PROBLEM DESCRIPTION -
Go through the material below and copy all lines with "date".

[Excerpts from a figure dataset]
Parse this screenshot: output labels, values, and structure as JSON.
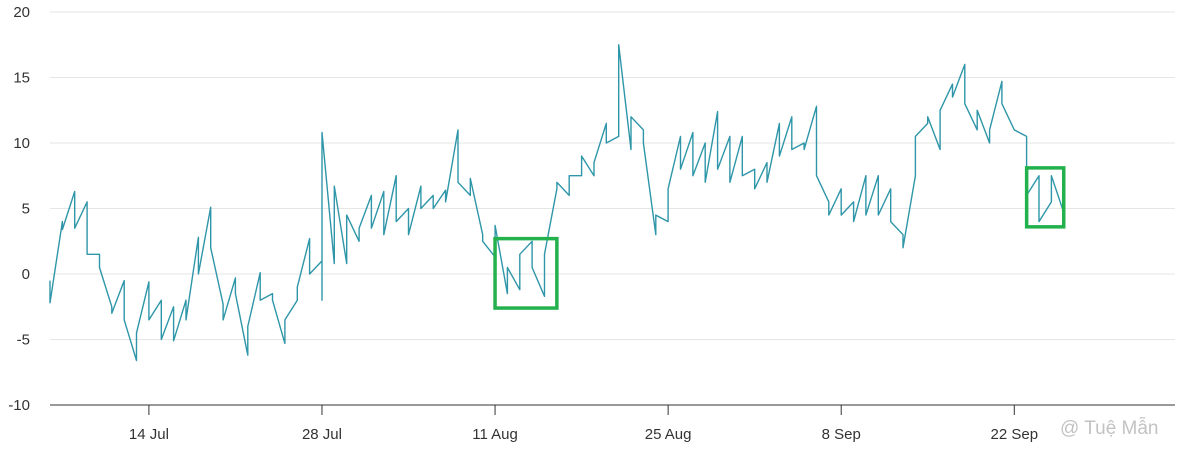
{
  "chart_data": {
    "type": "line",
    "title": "",
    "xlabel": "",
    "ylabel": "",
    "x_type": "date",
    "x_range": [
      "2024-07-06",
      "2024-10-05"
    ],
    "ylim": [
      -10,
      20
    ],
    "y_ticks": [
      {
        "value": 20,
        "label": "20"
      },
      {
        "value": 15,
        "label": "15"
      },
      {
        "value": 10,
        "label": "10"
      },
      {
        "value": 5,
        "label": "5"
      },
      {
        "value": 0,
        "label": "0"
      },
      {
        "value": -5,
        "label": "-5"
      },
      {
        "value": -10,
        "label": "-10"
      }
    ],
    "x_ticks": [
      {
        "date": "2024-07-14",
        "label": "14 Jul"
      },
      {
        "date": "2024-07-28",
        "label": "28 Jul"
      },
      {
        "date": "2024-08-11",
        "label": "11 Aug"
      },
      {
        "date": "2024-08-25",
        "label": "25 Aug"
      },
      {
        "date": "2024-09-08",
        "label": "8 Sep"
      },
      {
        "date": "2024-09-22",
        "label": "22 Sep"
      }
    ],
    "grid": true,
    "legend": "none",
    "series": [
      {
        "color": "#2e96a8",
        "points": [
          [
            "2024-07-06",
            -0.5
          ],
          [
            "2024-07-06",
            -2.2
          ],
          [
            "2024-07-07",
            4.0
          ],
          [
            "2024-07-07",
            3.4
          ],
          [
            "2024-07-08",
            6.3
          ],
          [
            "2024-07-08",
            3.5
          ],
          [
            "2024-07-09",
            5.5
          ],
          [
            "2024-07-09",
            1.5
          ],
          [
            "2024-07-10",
            1.5
          ],
          [
            "2024-07-10",
            0.5
          ],
          [
            "2024-07-11",
            -2.5
          ],
          [
            "2024-07-11",
            -3.0
          ],
          [
            "2024-07-12",
            -0.5
          ],
          [
            "2024-07-12",
            -3.5
          ],
          [
            "2024-07-13",
            -6.6
          ],
          [
            "2024-07-13",
            -4.5
          ],
          [
            "2024-07-14",
            -0.6
          ],
          [
            "2024-07-14",
            -3.5
          ],
          [
            "2024-07-15",
            -2.0
          ],
          [
            "2024-07-15",
            -5.0
          ],
          [
            "2024-07-16",
            -2.5
          ],
          [
            "2024-07-16",
            -5.1
          ],
          [
            "2024-07-17",
            -2.0
          ],
          [
            "2024-07-17",
            -3.5
          ],
          [
            "2024-07-18",
            2.8
          ],
          [
            "2024-07-18",
            0.0
          ],
          [
            "2024-07-19",
            5.1
          ],
          [
            "2024-07-19",
            2.0
          ],
          [
            "2024-07-20",
            -2.3
          ],
          [
            "2024-07-20",
            -3.5
          ],
          [
            "2024-07-21",
            -0.3
          ],
          [
            "2024-07-21",
            -1.5
          ],
          [
            "2024-07-22",
            -6.2
          ],
          [
            "2024-07-22",
            -4.0
          ],
          [
            "2024-07-23",
            0.1
          ],
          [
            "2024-07-23",
            -2.0
          ],
          [
            "2024-07-24",
            -1.5
          ],
          [
            "2024-07-24",
            -2.0
          ],
          [
            "2024-07-25",
            -5.3
          ],
          [
            "2024-07-25",
            -3.5
          ],
          [
            "2024-07-26",
            -2.0
          ],
          [
            "2024-07-26",
            -1.0
          ],
          [
            "2024-07-27",
            2.7
          ],
          [
            "2024-07-27",
            0.0
          ],
          [
            "2024-07-28",
            1.0
          ],
          [
            "2024-07-28",
            -2.0
          ],
          [
            "2024-07-28",
            10.8
          ],
          [
            "2024-07-29",
            0.8
          ],
          [
            "2024-07-29",
            6.7
          ],
          [
            "2024-07-30",
            0.8
          ],
          [
            "2024-07-30",
            4.5
          ],
          [
            "2024-07-31",
            2.5
          ],
          [
            "2024-07-31",
            3.5
          ],
          [
            "2024-08-01",
            6.0
          ],
          [
            "2024-08-01",
            3.5
          ],
          [
            "2024-08-02",
            6.3
          ],
          [
            "2024-08-02",
            3.0
          ],
          [
            "2024-08-03",
            7.5
          ],
          [
            "2024-08-03",
            4.0
          ],
          [
            "2024-08-04",
            5.0
          ],
          [
            "2024-08-04",
            3.0
          ],
          [
            "2024-08-05",
            6.7
          ],
          [
            "2024-08-05",
            5.0
          ],
          [
            "2024-08-06",
            6.0
          ],
          [
            "2024-08-06",
            5.0
          ],
          [
            "2024-08-07",
            6.4
          ],
          [
            "2024-08-07",
            5.5
          ],
          [
            "2024-08-08",
            11.0
          ],
          [
            "2024-08-08",
            7.0
          ],
          [
            "2024-08-09",
            6.0
          ],
          [
            "2024-08-09",
            7.3
          ],
          [
            "2024-08-10",
            3.0
          ],
          [
            "2024-08-10",
            3.0
          ],
          [
            "2024-08-10",
            2.5
          ],
          [
            "2024-08-11",
            1.3
          ],
          [
            "2024-08-11",
            2.7
          ],
          [
            "2024-08-11",
            3.7
          ],
          [
            "2024-08-12",
            -1.5
          ],
          [
            "2024-08-12",
            0.5
          ],
          [
            "2024-08-13",
            -1.2
          ],
          [
            "2024-08-13",
            1.5
          ],
          [
            "2024-08-14",
            2.5
          ],
          [
            "2024-08-14",
            0.5
          ],
          [
            "2024-08-15",
            -1.7
          ],
          [
            "2024-08-15",
            0.5
          ],
          [
            "2024-08-15",
            1.5
          ],
          [
            "2024-08-16",
            6.5
          ],
          [
            "2024-08-16",
            7.0
          ],
          [
            "2024-08-17",
            6.0
          ],
          [
            "2024-08-17",
            7.5
          ],
          [
            "2024-08-18",
            7.5
          ],
          [
            "2024-08-18",
            9.0
          ],
          [
            "2024-08-19",
            7.5
          ],
          [
            "2024-08-19",
            8.5
          ],
          [
            "2024-08-20",
            11.5
          ],
          [
            "2024-08-20",
            10.0
          ],
          [
            "2024-08-21",
            10.5
          ],
          [
            "2024-08-21",
            17.5
          ],
          [
            "2024-08-22",
            9.5
          ],
          [
            "2024-08-22",
            12.0
          ],
          [
            "2024-08-23",
            11.0
          ],
          [
            "2024-08-23",
            10.0
          ],
          [
            "2024-08-24",
            3.0
          ],
          [
            "2024-08-24",
            4.5
          ],
          [
            "2024-08-25",
            4.0
          ],
          [
            "2024-08-25",
            6.5
          ],
          [
            "2024-08-26",
            10.5
          ],
          [
            "2024-08-26",
            8.0
          ],
          [
            "2024-08-27",
            10.8
          ],
          [
            "2024-08-27",
            7.5
          ],
          [
            "2024-08-28",
            10.0
          ],
          [
            "2024-08-28",
            7.0
          ],
          [
            "2024-08-29",
            12.4
          ],
          [
            "2024-08-29",
            8.0
          ],
          [
            "2024-08-30",
            10.5
          ],
          [
            "2024-08-30",
            7.0
          ],
          [
            "2024-08-31",
            10.5
          ],
          [
            "2024-08-31",
            7.5
          ],
          [
            "2024-09-01",
            8.0
          ],
          [
            "2024-09-01",
            6.5
          ],
          [
            "2024-09-02",
            8.5
          ],
          [
            "2024-09-02",
            7.0
          ],
          [
            "2024-09-03",
            11.5
          ],
          [
            "2024-09-03",
            9.0
          ],
          [
            "2024-09-04",
            12.0
          ],
          [
            "2024-09-04",
            9.5
          ],
          [
            "2024-09-05",
            10.0
          ],
          [
            "2024-09-05",
            9.5
          ],
          [
            "2024-09-06",
            12.8
          ],
          [
            "2024-09-06",
            7.5
          ],
          [
            "2024-09-07",
            5.5
          ],
          [
            "2024-09-07",
            4.5
          ],
          [
            "2024-09-08",
            6.5
          ],
          [
            "2024-09-08",
            4.5
          ],
          [
            "2024-09-09",
            5.5
          ],
          [
            "2024-09-09",
            4.0
          ],
          [
            "2024-09-10",
            7.5
          ],
          [
            "2024-09-10",
            4.5
          ],
          [
            "2024-09-11",
            7.5
          ],
          [
            "2024-09-11",
            4.5
          ],
          [
            "2024-09-12",
            6.5
          ],
          [
            "2024-09-12",
            4.0
          ],
          [
            "2024-09-13",
            3.0
          ],
          [
            "2024-09-13",
            2.0
          ],
          [
            "2024-09-14",
            7.5
          ],
          [
            "2024-09-14",
            10.5
          ],
          [
            "2024-09-15",
            11.5
          ],
          [
            "2024-09-15",
            12.0
          ],
          [
            "2024-09-16",
            9.5
          ],
          [
            "2024-09-16",
            12.5
          ],
          [
            "2024-09-17",
            14.5
          ],
          [
            "2024-09-17",
            13.5
          ],
          [
            "2024-09-18",
            16.0
          ],
          [
            "2024-09-18",
            13.0
          ],
          [
            "2024-09-19",
            11.0
          ],
          [
            "2024-09-19",
            12.5
          ],
          [
            "2024-09-20",
            10.0
          ],
          [
            "2024-09-20",
            11.0
          ],
          [
            "2024-09-21",
            14.7
          ],
          [
            "2024-09-21",
            13.0
          ],
          [
            "2024-09-22",
            11.0
          ],
          [
            "2024-09-22",
            11.0
          ],
          [
            "2024-09-23",
            10.5
          ],
          [
            "2024-09-23",
            8.0
          ],
          [
            "2024-09-23",
            6.0
          ],
          [
            "2024-09-24",
            7.5
          ],
          [
            "2024-09-24",
            4.0
          ],
          [
            "2024-09-25",
            5.5
          ],
          [
            "2024-09-25",
            7.5
          ],
          [
            "2024-09-26",
            4.7
          ]
        ]
      }
    ],
    "annotations": [
      {
        "type": "highlight-box",
        "color": "#22b14c",
        "x_range": [
          "2024-08-11",
          "2024-08-16"
        ],
        "y_range": [
          -2.6,
          2.7
        ]
      },
      {
        "type": "highlight-box",
        "color": "#22b14c",
        "x_range": [
          "2024-09-23",
          "2024-09-26"
        ],
        "y_range": [
          3.6,
          8.1
        ]
      }
    ]
  },
  "watermark": {
    "text": "@ Tuệ Mẫn"
  }
}
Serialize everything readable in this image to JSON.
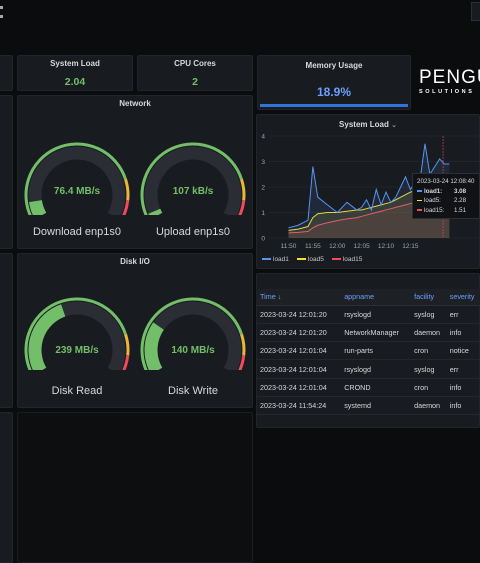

ANSWER TO THIS TASK -
    "x_type": "date",
        "date": "2024-07-14",
        "date": "2024-07-28",
        "date": "2024-08-11",
        "date": "2024-08-25",
        "date": "2024-09-08",
        "date": "2024-09-22",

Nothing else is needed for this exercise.